=== Records supplied ===
________________________

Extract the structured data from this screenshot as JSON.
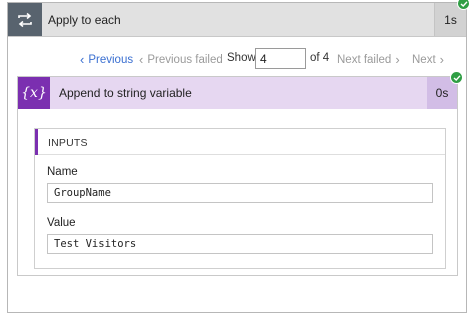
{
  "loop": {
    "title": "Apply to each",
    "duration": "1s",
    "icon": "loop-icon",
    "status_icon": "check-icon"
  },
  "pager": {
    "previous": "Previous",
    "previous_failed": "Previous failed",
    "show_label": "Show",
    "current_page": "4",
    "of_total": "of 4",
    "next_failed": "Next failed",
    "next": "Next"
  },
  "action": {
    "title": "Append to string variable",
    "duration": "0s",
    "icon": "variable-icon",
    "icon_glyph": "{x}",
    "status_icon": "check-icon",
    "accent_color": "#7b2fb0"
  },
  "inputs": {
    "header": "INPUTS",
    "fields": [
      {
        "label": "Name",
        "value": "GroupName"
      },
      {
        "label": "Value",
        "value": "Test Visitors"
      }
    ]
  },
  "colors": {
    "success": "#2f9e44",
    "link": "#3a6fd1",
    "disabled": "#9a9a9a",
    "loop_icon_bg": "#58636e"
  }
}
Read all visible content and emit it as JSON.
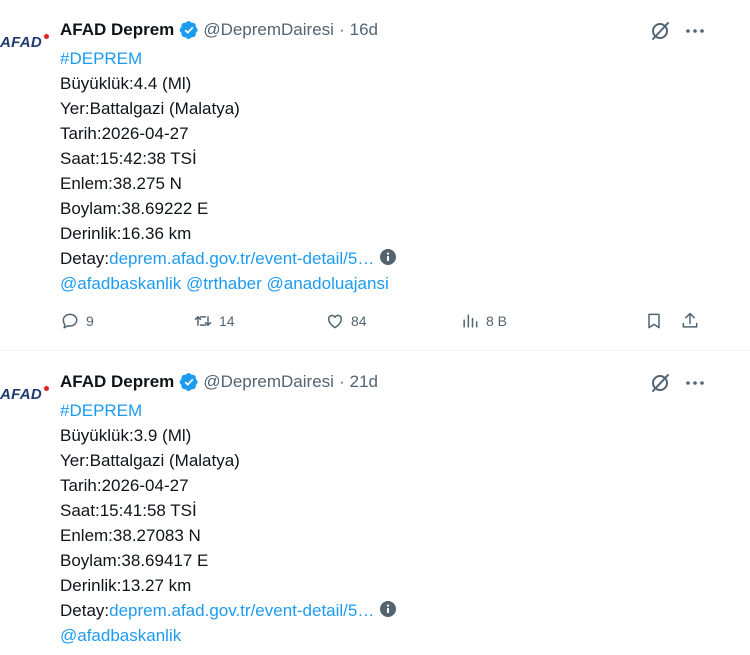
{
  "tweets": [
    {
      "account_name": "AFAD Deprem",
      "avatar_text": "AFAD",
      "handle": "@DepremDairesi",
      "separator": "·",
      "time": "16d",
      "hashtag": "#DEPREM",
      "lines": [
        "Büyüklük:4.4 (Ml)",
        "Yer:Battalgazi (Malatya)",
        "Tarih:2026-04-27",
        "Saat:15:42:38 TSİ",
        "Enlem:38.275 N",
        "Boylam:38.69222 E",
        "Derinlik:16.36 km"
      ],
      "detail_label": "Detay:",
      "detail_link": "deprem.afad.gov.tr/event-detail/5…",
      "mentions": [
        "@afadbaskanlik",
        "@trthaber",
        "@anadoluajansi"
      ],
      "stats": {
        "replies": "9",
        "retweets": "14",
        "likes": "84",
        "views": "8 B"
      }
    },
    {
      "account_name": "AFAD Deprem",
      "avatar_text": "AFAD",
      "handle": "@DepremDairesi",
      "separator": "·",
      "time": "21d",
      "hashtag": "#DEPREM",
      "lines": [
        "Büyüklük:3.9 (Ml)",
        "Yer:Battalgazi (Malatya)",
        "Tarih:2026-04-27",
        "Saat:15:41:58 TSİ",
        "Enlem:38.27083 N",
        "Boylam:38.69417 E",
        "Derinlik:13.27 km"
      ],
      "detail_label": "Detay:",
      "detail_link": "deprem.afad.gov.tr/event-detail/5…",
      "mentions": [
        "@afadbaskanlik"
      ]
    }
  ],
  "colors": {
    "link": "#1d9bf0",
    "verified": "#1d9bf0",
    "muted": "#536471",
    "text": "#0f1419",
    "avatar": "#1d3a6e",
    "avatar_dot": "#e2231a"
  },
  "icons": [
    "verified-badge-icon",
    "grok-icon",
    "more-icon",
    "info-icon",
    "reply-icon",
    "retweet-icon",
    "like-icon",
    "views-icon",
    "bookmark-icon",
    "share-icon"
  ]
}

________________________

=== Task details ===
Every entry must be transcribed exactly. Pictures do not belong in the copy.

=== Exercise output ===
Extract the structured data from this screenshot as JSON.
{
  "loop": {
    "title": "Apply to each",
    "duration": "1s",
    "icon": "loop-icon",
    "status_icon": "check-icon"
  },
  "pager": {
    "previous": "Previous",
    "previous_failed": "Previous failed",
    "show_label": "Show",
    "current_page": "4",
    "of_total": "of 4",
    "next_failed": "Next failed",
    "next": "Next"
  },
  "action": {
    "title": "Append to string variable",
    "duration": "0s",
    "icon": "variable-icon",
    "icon_glyph": "{x}",
    "status_icon": "check-icon",
    "accent_color": "#7b2fb0"
  },
  "inputs": {
    "header": "INPUTS",
    "fields": [
      {
        "label": "Name",
        "value": "GroupName"
      },
      {
        "label": "Value",
        "value": "Test Visitors"
      }
    ]
  },
  "colors": {
    "success": "#2f9e44",
    "link": "#3a6fd1",
    "disabled": "#9a9a9a",
    "loop_icon_bg": "#58636e"
  }
}
Read all visible content and emit it as JSON.
{
  "tweets": [
    {
      "account_name": "AFAD Deprem",
      "avatar_text": "AFAD",
      "handle": "@DepremDairesi",
      "separator": "·",
      "time": "16d",
      "hashtag": "#DEPREM",
      "lines": [
        "Büyüklük:4.4 (Ml)",
        "Yer:Battalgazi (Malatya)",
        "Tarih:2026-04-27",
        "Saat:15:42:38 TSİ",
        "Enlem:38.275 N",
        "Boylam:38.69222 E",
        "Derinlik:16.36 km"
      ],
      "detail_label": "Detay:",
      "detail_link": "deprem.afad.gov.tr/event-detail/5…",
      "mentions": [
        "@afadbaskanlik",
        "@trthaber",
        "@anadoluajansi"
      ],
      "stats": {
        "replies": "9",
        "retweets": "14",
        "likes": "84",
        "views": "8 B"
      }
    },
    {
      "account_name": "AFAD Deprem",
      "avatar_text": "AFAD",
      "handle": "@DepremDairesi",
      "separator": "·",
      "time": "21d",
      "hashtag": "#DEPREM",
      "lines": [
        "Büyüklük:3.9 (Ml)",
        "Yer:Battalgazi (Malatya)",
        "Tarih:2026-04-27",
        "Saat:15:41:58 TSİ",
        "Enlem:38.27083 N",
        "Boylam:38.69417 E",
        "Derinlik:13.27 km"
      ],
      "detail_label": "Detay:",
      "detail_link": "deprem.afad.gov.tr/event-detail/5…",
      "mentions": [
        "@afadbaskanlik"
      ]
    }
  ],
  "colors": {
    "link": "#1d9bf0",
    "verified": "#1d9bf0",
    "muted": "#536471",
    "text": "#0f1419",
    "avatar": "#1d3a6e",
    "avatar_dot": "#e2231a"
  },
  "icons": [
    "verified-badge-icon",
    "grok-icon",
    "more-icon",
    "info-icon",
    "reply-icon",
    "retweet-icon",
    "like-icon",
    "views-icon",
    "bookmark-icon",
    "share-icon"
  ]
}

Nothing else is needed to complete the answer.